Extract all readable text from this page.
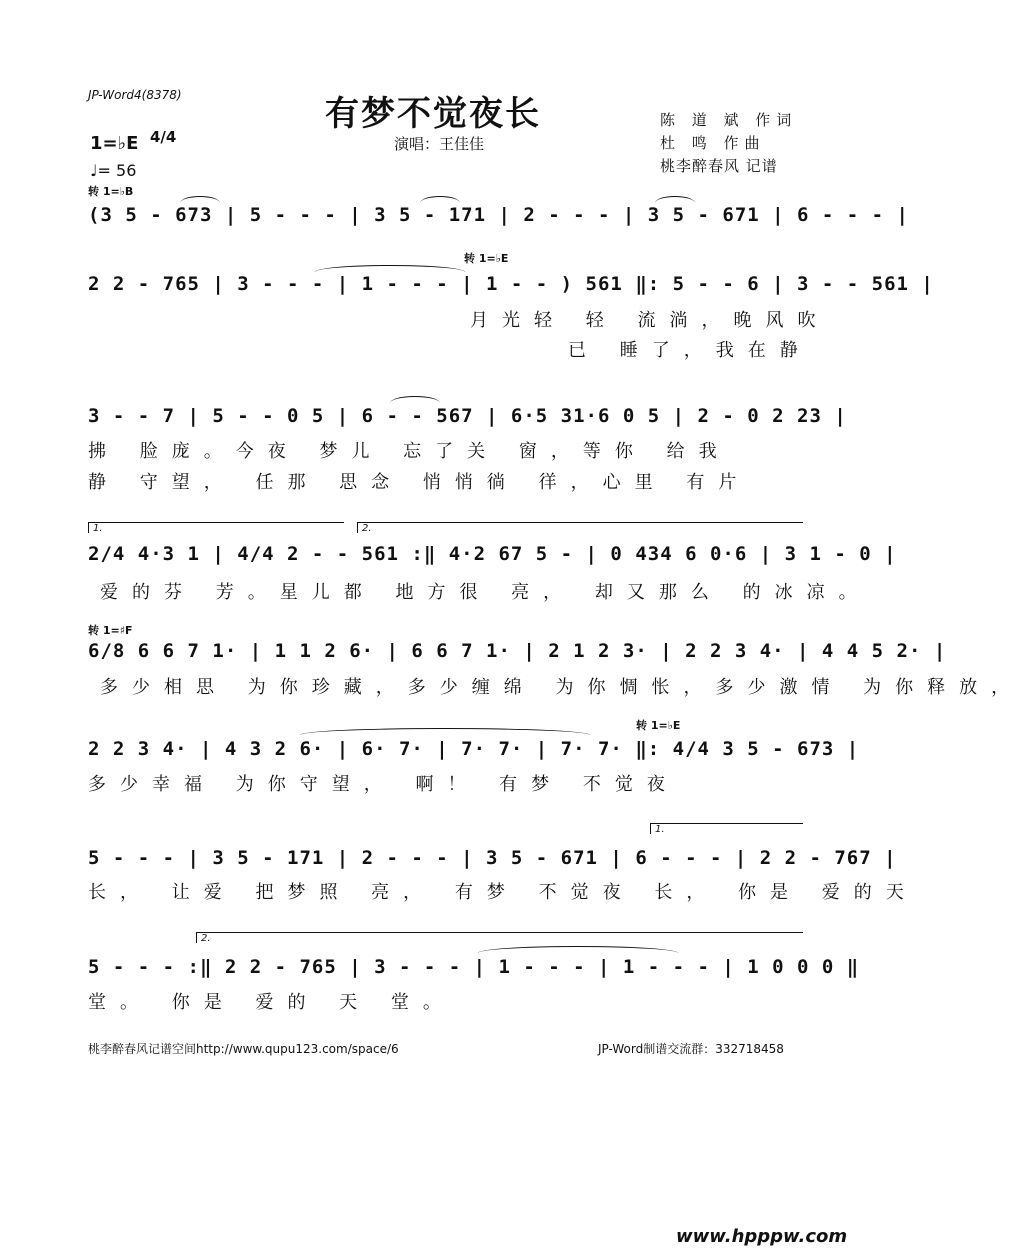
JP-Word4(8378)	有梦不觉夜长
演唱：王佳佳
陈 道 斌 作词
杜 鸣 作曲
桃李醉春风 记谱
1=♭E 4/4
♩= 56
转 1=♭B
转 1=♭E
转 1=♯F
转 1=♭E
(3 5 - 673 | 5 - - - | 3 5 - 171 | 2 - - - | 3 5 - 671 | 6 - - - |
2 2 - 765 | 3 - - - | 1 - - - | 1 - - ) 561 ‖: 5 - - 6 | 3 - - 561 |
月光轻 轻 流淌，晚风吹
已 睡了，我在静
3 - - 7 | 5 - - 0 5 | 6 - - 567 | 6·5 31·6 0 5 | 2 - 0 2 23 |
拂 脸庞。今夜 梦儿 忘了关 窗，等你 给我
静 守望， 任那 思念 悄悄徜 徉，心里 有片
1.	2.
2/4 4·3 1 | 4/4 2 - - 561 :‖ 4·2 67 5 - | 0 434 6 0·6 | 3 1 - 0 |
爱的芬 芳。星儿都 地方很 亮， 却又那么 的冰凉。
6/8 6 6 7 1· | 1 1 2 6· | 6 6 7 1· | 2 1 2 3· | 2 2 3 4· | 4 4 5 2· |
多少相思 为你珍藏，多少缠绵 为你惆怅，多少激情 为你释放，
2 2 3 4· | 4 3 2 6· | 6· 7· | 7· 7· | 7· 7· ‖: 4/4 3 5 - 673 |
多少幸福 为你守望， 啊！ 有梦 不觉夜
1.
5 - - - | 3 5 - 171 | 2 - - - | 3 5 - 671 | 6 - - - | 2 2 - 767 |
长， 让爱 把梦照 亮， 有梦 不觉夜 长， 你是 爱的天
2.
5 - - - :‖ 2 2 - 765 | 3 - - - | 1 - - - | 1 - - - | 1 0 0 0 ‖
堂。 你是 爱的 天 堂。
桃李醉春风记谱空间http://www.qupu123.com/space/6	JP-Word制谱交流群：332718458
www.hpppw.com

**The task**
From start to finish, output the listing exactly, but omit its pictures.

**Answer below**
Extract all readable text from this page.
JP-Word4(8378)	有梦不觉夜长
演唱：王佳佳
陈 道 斌 作词
杜 鸣 作曲
桃李醉春风 记谱
1=♭E 4/4
♩= 56
转 1=♭B
转 1=♭E
转 1=♯F
转 1=♭E
(3 5 - 673 | 5 - - - | 3 5 - 171 | 2 - - - | 3 5 - 671 | 6 - - - |
2 2 - 765 | 3 - - - | 1 - - - | 1 - - ) 561 ‖: 5 - - 6 | 3 - - 561 |
月光轻 轻 流淌，晚风吹
已 睡了，我在静
3 - - 7 | 5 - - 0 5 | 6 - - 567 | 6·5 31·6 0 5 | 2 - 0 2 23 |
拂 脸庞。今夜 梦儿 忘了关 窗，等你 给我
静 守望， 任那 思念 悄悄徜 徉，心里 有片
1.	2.
2/4 4·3 1 | 4/4 2 - - 561 :‖ 4·2 67 5 - | 0 434 6 0·6 | 3 1 - 0 |
爱的芬 芳。星儿都 地方很 亮， 却又那么 的冰凉。
6/8 6 6 7 1· | 1 1 2 6· | 6 6 7 1· | 2 1 2 3· | 2 2 3 4· | 4 4 5 2· |
多少相思 为你珍藏，多少缠绵 为你惆怅，多少激情 为你释放，
2 2 3 4· | 4 3 2 6· | 6· 7· | 7· 7· | 7· 7· ‖: 4/4 3 5 - 673 |
多少幸福 为你守望， 啊！ 有梦 不觉夜
1.
5 - - - | 3 5 - 171 | 2 - - - | 3 5 - 671 | 6 - - - | 2 2 - 767 |
长， 让爱 把梦照 亮， 有梦 不觉夜 长， 你是 爱的天
2.
5 - - - :‖ 2 2 - 765 | 3 - - - | 1 - - - | 1 - - - | 1 0 0 0 ‖
堂。 你是 爱的 天 堂。
桃李醉春风记谱空间http://www.qupu123.com/space/6	JP-Word制谱交流群：332718458
www.hpppw.com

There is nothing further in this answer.